» **Problem requirements**: Set down every entry again word for word, please, but skip the pictures.

(Dataset records on visual material)
■ ■ ■
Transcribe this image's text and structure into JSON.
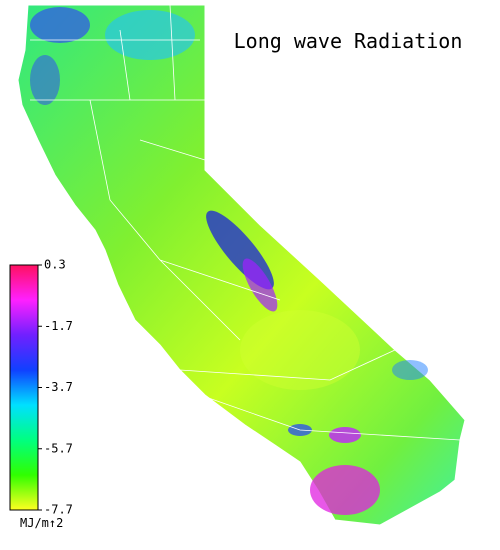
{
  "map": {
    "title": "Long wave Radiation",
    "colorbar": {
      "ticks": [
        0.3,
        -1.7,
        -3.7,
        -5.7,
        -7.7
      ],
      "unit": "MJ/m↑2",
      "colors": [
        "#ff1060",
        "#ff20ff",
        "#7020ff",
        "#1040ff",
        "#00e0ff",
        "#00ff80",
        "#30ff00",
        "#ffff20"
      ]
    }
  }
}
■ ■ ■
» **Correct output**:
Transcribe this image's text and structure into JSON.
{
  "map": {
    "title": "Long wave Radiation",
    "colorbar": {
      "ticks": [
        0.3,
        -1.7,
        -3.7,
        -5.7,
        -7.7
      ],
      "unit": "MJ/m↑2",
      "colors": [
        "#ff1060",
        "#ff20ff",
        "#7020ff",
        "#1040ff",
        "#00e0ff",
        "#00ff80",
        "#30ff00",
        "#ffff20"
      ]
    }
  }
}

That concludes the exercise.